+++ Document text
You will see the agent's full thought process printed step by step:

text
Thought: I need to check the inventory for SKU-99.
Action: check_stock_inventory
Action Input: SKU-99
Observation: Warehouse East: 42 units. Warehouse West: Out of stock.
Thought: 42 units is more than 20. The order can be fulfilled.
Final Answer: Yes, we can fulfil an order for 20 units from Warehouse East...

Why pull the ReAct prompt from LangChain Hub instead of writing our own? The Hub prompt was engineered and battle-tested across thousands of models. Writing your own ReAct prompt from scratch risks subtle issues — models getting stuck in loops, not formatting Action: and Observation: correctly, or skipping the thought step. Use the Hub prompt until you have a specific reason to customise it.

Tip — docstrings are the agent's instruction manual: The model decides which tool to call based entirely on the tool's docstring. A vague docstring like "Gets stock data" leads to unpredictable tool selection. Write precise, behaviour-driven descriptions — tell the model when to use the tool, not just what it does.


What You Built

In this post you went from zero to a functioning autonomous agent:

  • Environment setup with isolated dependencies and secure API key handling
  • Model initialisation with provider-agnostic init_chat_model()
  • Message architecture — why the order and type of messages matters
  • Streaming and batching — two production performance patterns
  • ReAct agent — a reasoning loop that selects and calls tools based on user intent

In Part 2, we move beyond single-loop agents and build stateful, graph-based workflows with LangGraph — giving you deterministic control over exactly how and when each step executes.
++++++
+++ Raw data
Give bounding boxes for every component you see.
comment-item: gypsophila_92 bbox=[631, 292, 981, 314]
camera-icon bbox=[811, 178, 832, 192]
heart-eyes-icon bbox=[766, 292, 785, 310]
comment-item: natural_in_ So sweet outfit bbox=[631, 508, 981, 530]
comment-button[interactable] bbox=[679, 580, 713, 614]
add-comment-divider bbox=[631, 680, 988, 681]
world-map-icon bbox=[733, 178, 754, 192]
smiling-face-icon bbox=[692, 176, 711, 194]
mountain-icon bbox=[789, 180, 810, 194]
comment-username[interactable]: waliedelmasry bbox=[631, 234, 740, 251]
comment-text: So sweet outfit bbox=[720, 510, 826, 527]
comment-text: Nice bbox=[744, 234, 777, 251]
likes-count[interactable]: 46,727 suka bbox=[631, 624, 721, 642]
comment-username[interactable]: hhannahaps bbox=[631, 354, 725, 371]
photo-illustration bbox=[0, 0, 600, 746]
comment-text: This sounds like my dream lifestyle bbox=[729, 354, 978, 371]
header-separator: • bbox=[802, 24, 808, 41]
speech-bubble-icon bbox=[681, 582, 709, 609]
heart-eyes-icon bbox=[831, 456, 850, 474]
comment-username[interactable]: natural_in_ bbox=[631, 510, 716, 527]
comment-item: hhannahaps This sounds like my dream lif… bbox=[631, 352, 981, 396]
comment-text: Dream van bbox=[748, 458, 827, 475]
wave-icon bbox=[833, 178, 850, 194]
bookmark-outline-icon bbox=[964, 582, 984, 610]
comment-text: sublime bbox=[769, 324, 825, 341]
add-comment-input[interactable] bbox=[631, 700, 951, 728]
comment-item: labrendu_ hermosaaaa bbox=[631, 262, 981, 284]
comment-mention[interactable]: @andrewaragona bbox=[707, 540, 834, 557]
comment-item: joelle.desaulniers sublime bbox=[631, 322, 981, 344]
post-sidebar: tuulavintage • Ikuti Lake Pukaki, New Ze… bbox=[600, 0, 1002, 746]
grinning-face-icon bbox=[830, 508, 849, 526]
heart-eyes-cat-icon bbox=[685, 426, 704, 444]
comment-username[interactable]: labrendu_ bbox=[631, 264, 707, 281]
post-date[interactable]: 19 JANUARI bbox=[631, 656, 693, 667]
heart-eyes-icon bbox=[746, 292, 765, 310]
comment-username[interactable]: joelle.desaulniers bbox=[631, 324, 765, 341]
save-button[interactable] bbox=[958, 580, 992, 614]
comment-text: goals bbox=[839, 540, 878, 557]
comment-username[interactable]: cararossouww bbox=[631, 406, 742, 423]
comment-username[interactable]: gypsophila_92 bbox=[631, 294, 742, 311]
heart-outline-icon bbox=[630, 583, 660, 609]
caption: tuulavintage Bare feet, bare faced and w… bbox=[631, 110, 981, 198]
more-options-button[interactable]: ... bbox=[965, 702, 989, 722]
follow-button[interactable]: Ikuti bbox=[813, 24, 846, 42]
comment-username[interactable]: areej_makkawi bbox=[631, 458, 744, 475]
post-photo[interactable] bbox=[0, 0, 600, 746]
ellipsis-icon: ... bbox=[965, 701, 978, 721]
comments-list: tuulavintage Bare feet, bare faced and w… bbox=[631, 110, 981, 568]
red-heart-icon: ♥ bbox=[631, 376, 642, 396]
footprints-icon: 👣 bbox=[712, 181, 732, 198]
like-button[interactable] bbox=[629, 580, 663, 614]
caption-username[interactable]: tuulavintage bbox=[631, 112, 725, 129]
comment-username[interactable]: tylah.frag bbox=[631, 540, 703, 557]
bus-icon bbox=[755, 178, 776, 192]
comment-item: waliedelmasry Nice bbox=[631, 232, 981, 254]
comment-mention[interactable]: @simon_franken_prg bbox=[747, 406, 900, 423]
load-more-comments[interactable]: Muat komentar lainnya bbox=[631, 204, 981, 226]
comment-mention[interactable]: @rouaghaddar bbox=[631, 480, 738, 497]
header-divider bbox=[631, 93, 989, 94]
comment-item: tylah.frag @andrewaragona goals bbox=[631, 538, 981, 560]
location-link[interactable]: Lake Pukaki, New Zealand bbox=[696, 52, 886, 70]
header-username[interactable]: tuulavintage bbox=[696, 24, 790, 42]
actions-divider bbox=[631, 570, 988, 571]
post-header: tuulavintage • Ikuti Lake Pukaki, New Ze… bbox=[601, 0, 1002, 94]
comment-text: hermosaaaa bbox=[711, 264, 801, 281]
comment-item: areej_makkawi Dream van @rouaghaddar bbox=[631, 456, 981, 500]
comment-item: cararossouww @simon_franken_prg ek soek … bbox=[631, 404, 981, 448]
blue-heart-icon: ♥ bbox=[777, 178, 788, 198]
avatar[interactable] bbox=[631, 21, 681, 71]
++++++
--- Your task ---
Please extract the stretch of the LangChain agent tutorial from "You will see" through "can be fulfilled.", copied word for word.

--- Written answer ---
You will see the agent's full thought process printed step by step:

text
Thought: I need to check the inventory for SKU-99.
Action: check_stock_inventory
Action Input: SKU-99
Observation: Warehouse East: 42 units. Warehouse West: Out of stock.
Thought: 42 units is more than 20. The order can be fulfilled.